**Brief**:
Start at the line that contains "Transcribe this image's" in the listing below and extract every line through the last, exactly; leave pictures out.

**Input material**:

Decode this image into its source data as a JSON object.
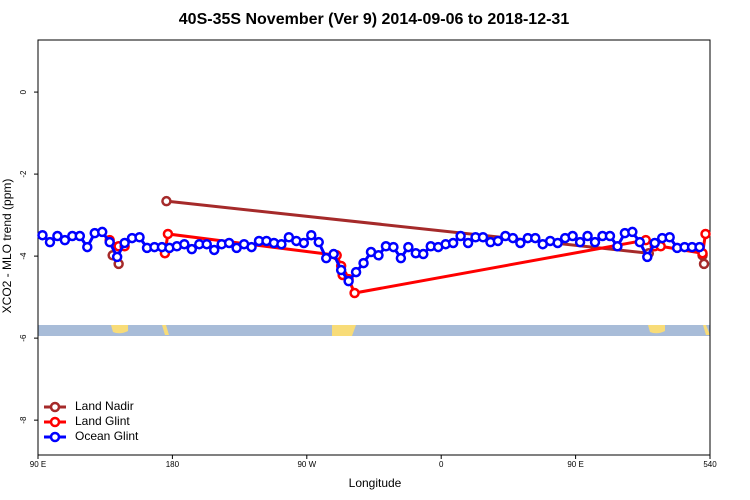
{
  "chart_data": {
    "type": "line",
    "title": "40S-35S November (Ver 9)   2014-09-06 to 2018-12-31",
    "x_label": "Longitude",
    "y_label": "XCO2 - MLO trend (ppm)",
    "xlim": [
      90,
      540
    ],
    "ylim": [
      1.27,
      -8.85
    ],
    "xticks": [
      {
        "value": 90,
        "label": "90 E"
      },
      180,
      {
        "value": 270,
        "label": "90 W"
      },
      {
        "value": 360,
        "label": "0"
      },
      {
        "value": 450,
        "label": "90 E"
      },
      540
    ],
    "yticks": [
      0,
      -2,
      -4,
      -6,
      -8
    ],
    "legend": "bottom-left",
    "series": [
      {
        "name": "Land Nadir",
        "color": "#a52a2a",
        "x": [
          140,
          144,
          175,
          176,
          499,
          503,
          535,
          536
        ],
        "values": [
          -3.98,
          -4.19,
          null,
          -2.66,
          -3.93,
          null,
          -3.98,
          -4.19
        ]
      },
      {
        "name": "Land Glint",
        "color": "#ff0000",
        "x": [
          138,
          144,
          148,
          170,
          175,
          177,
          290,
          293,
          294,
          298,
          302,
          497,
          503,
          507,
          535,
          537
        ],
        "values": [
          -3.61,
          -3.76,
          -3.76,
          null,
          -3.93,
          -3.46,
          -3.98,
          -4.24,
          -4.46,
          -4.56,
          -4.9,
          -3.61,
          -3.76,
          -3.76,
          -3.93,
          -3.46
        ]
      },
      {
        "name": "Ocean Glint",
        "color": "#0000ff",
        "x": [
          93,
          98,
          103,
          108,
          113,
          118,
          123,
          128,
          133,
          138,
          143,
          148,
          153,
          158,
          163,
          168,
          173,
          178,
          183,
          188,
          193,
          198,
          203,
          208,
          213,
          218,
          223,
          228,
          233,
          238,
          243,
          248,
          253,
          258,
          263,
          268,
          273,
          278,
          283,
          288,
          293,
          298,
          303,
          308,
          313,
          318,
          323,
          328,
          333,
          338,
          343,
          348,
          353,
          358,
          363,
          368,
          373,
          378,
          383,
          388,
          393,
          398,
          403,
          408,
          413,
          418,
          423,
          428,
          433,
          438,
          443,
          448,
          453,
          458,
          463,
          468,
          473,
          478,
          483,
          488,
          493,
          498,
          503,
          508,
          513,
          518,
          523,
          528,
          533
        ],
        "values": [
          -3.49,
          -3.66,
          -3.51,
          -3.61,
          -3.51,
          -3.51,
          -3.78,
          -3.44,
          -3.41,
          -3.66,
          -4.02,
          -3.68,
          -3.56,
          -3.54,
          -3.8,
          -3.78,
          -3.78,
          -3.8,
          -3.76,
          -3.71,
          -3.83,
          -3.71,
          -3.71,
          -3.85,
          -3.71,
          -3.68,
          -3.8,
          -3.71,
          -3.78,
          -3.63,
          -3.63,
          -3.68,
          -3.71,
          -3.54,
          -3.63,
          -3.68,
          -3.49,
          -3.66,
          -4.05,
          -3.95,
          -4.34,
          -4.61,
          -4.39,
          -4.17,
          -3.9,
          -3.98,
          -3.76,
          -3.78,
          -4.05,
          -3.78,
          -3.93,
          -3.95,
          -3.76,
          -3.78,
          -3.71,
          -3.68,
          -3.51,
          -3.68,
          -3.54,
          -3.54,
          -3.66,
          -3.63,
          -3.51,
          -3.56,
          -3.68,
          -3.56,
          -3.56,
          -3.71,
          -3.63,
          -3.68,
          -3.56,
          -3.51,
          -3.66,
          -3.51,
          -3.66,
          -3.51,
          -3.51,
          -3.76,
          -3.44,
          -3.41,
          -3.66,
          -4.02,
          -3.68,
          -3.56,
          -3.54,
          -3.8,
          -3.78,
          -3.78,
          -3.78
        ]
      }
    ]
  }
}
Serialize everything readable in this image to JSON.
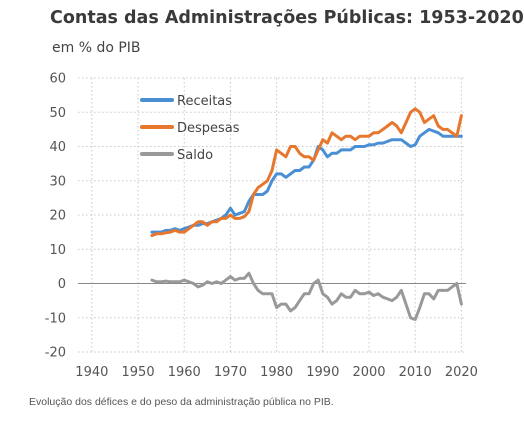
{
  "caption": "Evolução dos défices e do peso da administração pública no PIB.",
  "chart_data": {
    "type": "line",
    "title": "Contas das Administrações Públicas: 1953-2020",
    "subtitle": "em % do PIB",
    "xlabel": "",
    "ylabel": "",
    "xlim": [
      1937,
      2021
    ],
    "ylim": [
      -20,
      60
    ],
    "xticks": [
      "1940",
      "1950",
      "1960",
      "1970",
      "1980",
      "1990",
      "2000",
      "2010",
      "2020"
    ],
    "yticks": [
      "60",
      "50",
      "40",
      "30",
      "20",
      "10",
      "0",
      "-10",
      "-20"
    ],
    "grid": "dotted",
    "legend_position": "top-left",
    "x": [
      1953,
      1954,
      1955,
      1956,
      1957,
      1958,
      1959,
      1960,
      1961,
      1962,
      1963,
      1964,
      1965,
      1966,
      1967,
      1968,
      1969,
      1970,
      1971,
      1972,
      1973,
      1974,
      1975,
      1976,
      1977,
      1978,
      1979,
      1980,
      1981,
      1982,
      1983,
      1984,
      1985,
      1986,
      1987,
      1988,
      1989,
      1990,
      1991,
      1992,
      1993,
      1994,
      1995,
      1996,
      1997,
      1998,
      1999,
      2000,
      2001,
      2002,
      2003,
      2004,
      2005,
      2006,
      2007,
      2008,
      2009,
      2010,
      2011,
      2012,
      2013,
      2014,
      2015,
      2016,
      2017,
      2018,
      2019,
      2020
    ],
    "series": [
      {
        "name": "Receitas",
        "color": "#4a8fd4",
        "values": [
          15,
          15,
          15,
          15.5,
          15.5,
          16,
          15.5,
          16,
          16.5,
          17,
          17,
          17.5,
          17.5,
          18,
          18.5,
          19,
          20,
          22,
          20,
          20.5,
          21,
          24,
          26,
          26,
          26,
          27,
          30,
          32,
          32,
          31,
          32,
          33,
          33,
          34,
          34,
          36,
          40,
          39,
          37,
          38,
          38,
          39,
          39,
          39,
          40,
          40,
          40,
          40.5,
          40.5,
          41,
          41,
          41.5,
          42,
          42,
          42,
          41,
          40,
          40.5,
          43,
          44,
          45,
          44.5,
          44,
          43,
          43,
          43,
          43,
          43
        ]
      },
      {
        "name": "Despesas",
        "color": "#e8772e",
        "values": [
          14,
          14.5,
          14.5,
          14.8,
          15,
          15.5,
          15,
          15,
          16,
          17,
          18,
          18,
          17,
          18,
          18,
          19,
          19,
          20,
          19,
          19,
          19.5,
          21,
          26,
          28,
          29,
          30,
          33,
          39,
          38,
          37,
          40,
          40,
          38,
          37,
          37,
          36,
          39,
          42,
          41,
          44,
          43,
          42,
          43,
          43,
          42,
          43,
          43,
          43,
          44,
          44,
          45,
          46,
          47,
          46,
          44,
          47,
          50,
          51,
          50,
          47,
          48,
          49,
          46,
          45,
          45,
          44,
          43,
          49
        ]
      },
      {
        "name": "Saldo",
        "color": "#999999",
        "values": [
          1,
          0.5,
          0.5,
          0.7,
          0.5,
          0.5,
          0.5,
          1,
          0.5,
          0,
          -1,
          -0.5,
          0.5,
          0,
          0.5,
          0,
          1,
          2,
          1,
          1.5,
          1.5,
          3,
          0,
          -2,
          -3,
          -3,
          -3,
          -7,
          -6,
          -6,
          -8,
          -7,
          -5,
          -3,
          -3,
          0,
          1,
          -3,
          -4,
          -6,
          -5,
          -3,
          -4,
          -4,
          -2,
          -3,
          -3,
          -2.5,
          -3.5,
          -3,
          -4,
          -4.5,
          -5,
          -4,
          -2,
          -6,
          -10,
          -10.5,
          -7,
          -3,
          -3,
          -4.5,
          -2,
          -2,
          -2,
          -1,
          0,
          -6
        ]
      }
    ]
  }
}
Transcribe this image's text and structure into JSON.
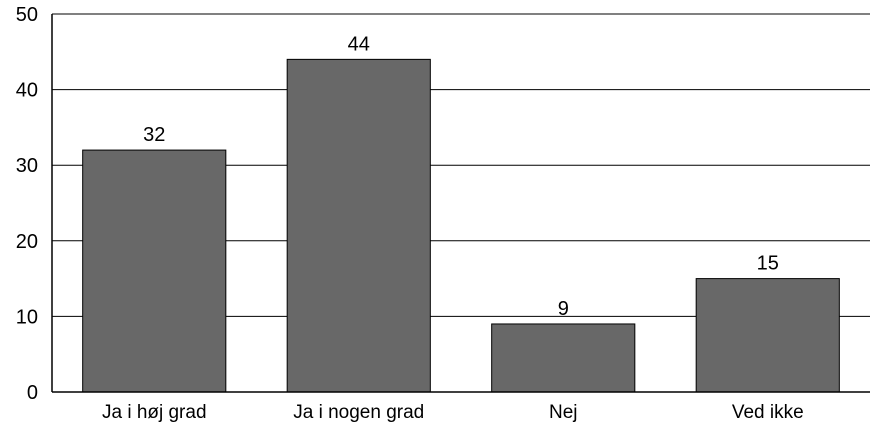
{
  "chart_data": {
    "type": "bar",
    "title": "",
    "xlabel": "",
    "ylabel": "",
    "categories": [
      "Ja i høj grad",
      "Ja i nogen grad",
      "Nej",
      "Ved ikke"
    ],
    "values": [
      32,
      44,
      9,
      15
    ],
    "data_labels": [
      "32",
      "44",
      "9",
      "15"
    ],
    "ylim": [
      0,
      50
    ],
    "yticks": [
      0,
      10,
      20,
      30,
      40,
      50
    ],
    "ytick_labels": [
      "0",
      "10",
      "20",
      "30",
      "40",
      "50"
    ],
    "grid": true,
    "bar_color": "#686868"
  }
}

**Answer to this problem**:
Transcribe this image's text and structure into JSON.
{
  "chart_data": {
    "type": "bar",
    "title": "",
    "xlabel": "",
    "ylabel": "",
    "categories": [
      "Ja i høj grad",
      "Ja i nogen grad",
      "Nej",
      "Ved ikke"
    ],
    "values": [
      32,
      44,
      9,
      15
    ],
    "data_labels": [
      "32",
      "44",
      "9",
      "15"
    ],
    "ylim": [
      0,
      50
    ],
    "yticks": [
      0,
      10,
      20,
      30,
      40,
      50
    ],
    "ytick_labels": [
      "0",
      "10",
      "20",
      "30",
      "40",
      "50"
    ],
    "grid": true,
    "bar_color": "#686868"
  }
}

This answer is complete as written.